Material provided:
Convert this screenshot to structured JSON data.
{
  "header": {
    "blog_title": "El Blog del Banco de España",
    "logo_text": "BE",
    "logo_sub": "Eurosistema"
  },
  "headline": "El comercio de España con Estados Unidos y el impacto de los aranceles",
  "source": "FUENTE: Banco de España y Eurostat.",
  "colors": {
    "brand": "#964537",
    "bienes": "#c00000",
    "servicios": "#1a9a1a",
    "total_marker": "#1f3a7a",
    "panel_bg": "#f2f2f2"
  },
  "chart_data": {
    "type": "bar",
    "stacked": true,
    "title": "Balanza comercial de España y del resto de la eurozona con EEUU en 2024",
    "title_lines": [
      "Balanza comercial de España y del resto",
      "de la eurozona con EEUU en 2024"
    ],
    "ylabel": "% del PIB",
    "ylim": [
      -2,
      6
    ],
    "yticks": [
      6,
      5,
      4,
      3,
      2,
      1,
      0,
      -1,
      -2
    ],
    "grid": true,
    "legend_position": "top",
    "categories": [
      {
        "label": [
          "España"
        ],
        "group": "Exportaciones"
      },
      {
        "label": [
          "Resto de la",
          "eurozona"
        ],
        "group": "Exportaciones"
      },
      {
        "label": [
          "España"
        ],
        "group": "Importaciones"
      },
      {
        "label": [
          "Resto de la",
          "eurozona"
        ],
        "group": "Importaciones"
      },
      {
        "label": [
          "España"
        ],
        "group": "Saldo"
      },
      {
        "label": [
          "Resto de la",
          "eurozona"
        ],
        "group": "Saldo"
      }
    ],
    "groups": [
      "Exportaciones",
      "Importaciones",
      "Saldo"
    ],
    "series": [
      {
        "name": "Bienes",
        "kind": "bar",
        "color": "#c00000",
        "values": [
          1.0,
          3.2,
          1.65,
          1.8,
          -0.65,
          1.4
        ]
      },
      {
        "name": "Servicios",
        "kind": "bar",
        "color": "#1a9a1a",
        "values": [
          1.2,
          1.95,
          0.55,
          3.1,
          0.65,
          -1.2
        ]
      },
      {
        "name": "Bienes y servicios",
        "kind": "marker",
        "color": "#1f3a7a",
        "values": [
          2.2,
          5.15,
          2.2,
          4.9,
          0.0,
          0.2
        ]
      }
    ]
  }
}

To be done:
Report how many lines include the word "EEUU". Give nothing but the number.

Task output:
2